▶ [Exercise objective] Find every line below that contains the word "hyperlink" and copy it out.

▶ [Stored records]

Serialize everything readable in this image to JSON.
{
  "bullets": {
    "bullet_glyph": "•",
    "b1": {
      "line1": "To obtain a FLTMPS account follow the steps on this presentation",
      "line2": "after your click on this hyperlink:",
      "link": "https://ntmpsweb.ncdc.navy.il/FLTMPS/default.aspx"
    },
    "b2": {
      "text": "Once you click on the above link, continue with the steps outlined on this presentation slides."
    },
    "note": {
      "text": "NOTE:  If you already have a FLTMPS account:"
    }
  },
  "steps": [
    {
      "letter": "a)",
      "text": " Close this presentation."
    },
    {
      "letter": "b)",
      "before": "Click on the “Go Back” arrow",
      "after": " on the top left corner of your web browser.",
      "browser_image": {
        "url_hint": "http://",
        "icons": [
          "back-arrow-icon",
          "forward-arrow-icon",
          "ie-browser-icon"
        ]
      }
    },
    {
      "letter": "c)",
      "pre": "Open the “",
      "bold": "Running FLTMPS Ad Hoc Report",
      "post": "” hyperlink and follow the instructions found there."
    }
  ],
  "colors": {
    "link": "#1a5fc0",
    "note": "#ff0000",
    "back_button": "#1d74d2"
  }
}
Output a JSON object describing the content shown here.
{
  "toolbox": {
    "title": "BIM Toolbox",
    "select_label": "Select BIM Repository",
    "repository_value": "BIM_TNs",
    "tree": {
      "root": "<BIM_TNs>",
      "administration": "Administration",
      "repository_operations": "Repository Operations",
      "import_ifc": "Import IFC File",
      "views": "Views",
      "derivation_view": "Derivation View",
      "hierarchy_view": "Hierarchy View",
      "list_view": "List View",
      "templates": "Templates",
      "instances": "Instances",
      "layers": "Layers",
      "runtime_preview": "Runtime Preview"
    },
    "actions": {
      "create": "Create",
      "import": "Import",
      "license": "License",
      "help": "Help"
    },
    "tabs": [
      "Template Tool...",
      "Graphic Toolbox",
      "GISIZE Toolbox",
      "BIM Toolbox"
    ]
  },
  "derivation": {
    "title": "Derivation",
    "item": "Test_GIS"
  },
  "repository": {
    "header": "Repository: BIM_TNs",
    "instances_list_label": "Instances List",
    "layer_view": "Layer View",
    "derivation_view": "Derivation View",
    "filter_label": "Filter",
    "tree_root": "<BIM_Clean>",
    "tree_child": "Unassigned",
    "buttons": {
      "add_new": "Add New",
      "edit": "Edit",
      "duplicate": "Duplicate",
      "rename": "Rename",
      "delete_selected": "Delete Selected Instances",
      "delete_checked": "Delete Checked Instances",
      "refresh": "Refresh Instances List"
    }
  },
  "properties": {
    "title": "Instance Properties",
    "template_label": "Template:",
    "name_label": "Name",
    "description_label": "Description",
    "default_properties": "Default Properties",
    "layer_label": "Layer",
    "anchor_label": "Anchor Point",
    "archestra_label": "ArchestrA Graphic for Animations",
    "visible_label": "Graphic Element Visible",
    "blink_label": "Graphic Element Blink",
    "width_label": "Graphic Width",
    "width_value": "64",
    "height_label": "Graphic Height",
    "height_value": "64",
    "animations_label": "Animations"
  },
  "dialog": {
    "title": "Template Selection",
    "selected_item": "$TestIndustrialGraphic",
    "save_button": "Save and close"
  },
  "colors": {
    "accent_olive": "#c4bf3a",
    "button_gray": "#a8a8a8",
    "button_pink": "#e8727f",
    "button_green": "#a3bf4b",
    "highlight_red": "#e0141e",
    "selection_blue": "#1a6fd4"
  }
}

▶ [Reply to the task]
      "line2": "after your click on this hyperlink:",
      "post": "” hyperlink and follow the instructions found there."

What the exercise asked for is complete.